• DATASET RECORDS:
________________________________________
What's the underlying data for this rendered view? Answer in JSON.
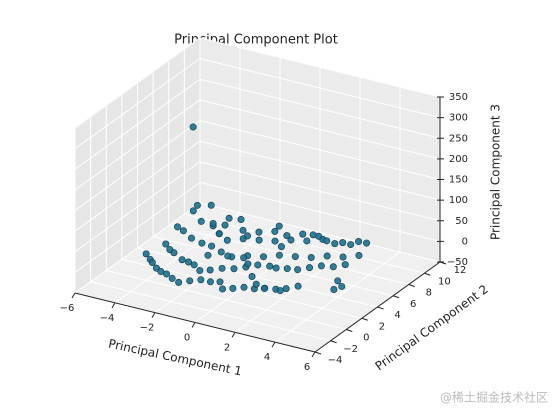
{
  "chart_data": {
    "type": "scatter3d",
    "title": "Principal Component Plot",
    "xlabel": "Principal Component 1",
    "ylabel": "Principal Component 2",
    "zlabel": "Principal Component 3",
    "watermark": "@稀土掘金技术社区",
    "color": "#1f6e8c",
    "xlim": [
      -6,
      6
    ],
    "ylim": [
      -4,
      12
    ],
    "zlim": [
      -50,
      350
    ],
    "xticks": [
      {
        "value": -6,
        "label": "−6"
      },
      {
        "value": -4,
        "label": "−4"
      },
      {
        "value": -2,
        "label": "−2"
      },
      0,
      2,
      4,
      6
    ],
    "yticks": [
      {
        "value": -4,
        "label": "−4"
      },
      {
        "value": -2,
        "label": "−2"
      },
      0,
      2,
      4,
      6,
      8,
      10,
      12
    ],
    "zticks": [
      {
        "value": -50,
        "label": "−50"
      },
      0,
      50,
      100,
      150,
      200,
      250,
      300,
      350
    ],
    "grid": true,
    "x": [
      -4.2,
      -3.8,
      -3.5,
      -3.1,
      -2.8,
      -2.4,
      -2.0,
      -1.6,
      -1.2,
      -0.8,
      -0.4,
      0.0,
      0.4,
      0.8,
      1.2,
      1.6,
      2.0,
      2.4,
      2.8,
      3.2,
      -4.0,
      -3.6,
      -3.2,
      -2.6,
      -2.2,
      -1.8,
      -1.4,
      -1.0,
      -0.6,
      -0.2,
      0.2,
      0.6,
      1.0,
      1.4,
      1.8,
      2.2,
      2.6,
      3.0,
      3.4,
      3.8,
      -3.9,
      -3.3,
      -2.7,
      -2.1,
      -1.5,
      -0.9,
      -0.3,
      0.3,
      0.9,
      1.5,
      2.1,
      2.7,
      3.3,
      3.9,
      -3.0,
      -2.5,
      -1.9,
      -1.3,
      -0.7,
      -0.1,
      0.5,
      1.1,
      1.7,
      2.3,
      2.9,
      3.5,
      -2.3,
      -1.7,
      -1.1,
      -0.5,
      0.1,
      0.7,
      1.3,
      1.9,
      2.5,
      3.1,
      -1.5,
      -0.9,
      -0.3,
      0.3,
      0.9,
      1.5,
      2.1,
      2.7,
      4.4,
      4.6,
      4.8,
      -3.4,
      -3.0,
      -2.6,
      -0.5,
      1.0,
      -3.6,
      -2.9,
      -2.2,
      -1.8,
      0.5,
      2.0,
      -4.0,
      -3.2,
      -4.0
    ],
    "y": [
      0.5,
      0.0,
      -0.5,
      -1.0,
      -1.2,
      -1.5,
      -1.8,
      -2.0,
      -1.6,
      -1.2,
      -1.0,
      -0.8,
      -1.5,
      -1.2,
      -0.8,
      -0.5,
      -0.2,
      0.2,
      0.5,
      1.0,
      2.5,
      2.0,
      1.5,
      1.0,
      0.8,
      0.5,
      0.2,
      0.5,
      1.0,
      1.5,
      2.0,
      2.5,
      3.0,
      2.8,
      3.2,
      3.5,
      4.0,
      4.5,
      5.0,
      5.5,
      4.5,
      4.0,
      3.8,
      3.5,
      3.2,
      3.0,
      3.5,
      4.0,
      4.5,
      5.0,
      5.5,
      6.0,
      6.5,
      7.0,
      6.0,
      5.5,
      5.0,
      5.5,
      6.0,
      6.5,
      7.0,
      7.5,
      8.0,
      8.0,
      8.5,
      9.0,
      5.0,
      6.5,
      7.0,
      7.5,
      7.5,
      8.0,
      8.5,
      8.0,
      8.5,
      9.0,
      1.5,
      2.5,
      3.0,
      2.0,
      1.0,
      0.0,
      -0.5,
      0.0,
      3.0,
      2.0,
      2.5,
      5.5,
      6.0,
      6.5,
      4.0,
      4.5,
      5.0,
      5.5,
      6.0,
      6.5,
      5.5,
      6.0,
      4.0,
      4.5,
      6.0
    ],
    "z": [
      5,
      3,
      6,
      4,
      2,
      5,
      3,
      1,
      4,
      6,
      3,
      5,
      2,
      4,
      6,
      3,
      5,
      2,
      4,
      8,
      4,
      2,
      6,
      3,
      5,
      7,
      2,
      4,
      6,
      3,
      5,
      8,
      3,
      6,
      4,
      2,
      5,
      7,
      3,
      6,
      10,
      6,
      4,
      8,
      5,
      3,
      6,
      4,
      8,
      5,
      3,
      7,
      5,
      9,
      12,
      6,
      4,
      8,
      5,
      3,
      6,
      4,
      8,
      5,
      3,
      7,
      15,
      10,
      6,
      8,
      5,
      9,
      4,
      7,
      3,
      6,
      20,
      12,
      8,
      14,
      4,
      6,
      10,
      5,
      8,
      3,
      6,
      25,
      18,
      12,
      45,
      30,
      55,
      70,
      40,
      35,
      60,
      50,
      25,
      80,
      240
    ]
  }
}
________________________________________
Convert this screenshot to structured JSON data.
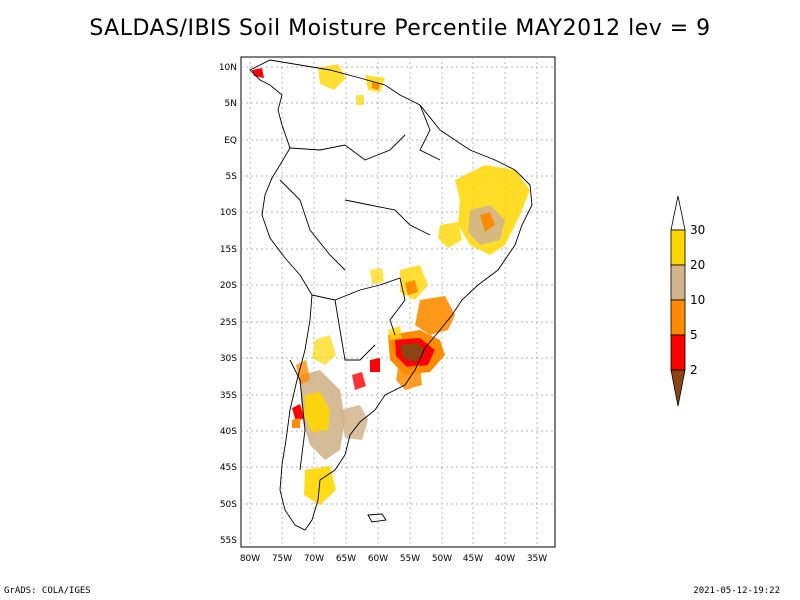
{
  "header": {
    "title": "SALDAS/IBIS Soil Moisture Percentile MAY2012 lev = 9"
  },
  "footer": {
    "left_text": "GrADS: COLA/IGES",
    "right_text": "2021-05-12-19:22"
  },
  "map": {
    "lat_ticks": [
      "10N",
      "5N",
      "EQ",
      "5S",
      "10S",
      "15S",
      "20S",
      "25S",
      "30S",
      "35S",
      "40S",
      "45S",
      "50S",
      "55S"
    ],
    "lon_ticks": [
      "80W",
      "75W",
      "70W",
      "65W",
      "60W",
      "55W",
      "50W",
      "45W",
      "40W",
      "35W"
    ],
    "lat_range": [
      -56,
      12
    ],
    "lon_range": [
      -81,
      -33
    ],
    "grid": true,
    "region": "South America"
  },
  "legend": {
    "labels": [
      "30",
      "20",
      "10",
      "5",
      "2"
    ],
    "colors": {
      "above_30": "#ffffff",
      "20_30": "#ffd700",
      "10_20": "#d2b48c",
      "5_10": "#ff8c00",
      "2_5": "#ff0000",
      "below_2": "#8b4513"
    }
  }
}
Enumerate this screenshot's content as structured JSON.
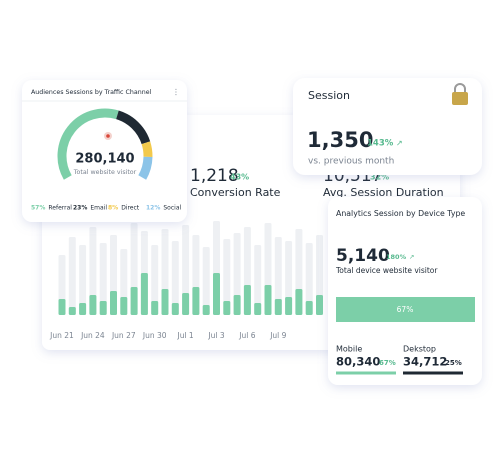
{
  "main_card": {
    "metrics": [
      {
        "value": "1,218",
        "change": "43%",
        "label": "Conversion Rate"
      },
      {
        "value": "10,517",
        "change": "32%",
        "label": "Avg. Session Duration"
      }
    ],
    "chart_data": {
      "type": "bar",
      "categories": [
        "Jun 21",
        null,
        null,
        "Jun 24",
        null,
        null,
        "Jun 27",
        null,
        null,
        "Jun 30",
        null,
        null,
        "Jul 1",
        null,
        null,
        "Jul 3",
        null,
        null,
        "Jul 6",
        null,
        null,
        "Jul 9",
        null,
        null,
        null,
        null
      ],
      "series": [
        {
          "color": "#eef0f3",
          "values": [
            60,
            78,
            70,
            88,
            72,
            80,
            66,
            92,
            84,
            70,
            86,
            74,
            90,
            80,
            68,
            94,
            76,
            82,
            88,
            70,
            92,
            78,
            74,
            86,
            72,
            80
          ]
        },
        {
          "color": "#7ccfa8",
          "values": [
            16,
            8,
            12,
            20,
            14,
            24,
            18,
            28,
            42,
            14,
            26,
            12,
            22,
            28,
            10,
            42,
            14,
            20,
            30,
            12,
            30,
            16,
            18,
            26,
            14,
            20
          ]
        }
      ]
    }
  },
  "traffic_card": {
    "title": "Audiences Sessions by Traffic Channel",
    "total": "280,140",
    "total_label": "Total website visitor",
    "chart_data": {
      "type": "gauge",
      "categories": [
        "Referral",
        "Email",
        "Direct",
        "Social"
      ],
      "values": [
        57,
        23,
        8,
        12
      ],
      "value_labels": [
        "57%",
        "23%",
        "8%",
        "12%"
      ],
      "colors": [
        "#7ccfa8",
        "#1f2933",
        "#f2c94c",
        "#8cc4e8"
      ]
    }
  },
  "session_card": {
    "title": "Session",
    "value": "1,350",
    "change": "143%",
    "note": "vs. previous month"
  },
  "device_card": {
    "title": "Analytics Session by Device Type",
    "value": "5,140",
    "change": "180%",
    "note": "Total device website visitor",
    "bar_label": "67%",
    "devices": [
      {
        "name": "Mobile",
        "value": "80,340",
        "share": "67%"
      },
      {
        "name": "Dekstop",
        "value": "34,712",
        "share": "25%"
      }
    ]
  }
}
________________________________________
• WHAT YOU ARE ASKED TO DO: List all lines holding the string "structured".

• ANSWER:
Convert this screenshot to structured JSON data.
Enumerate this screenshot's content as structured JSON.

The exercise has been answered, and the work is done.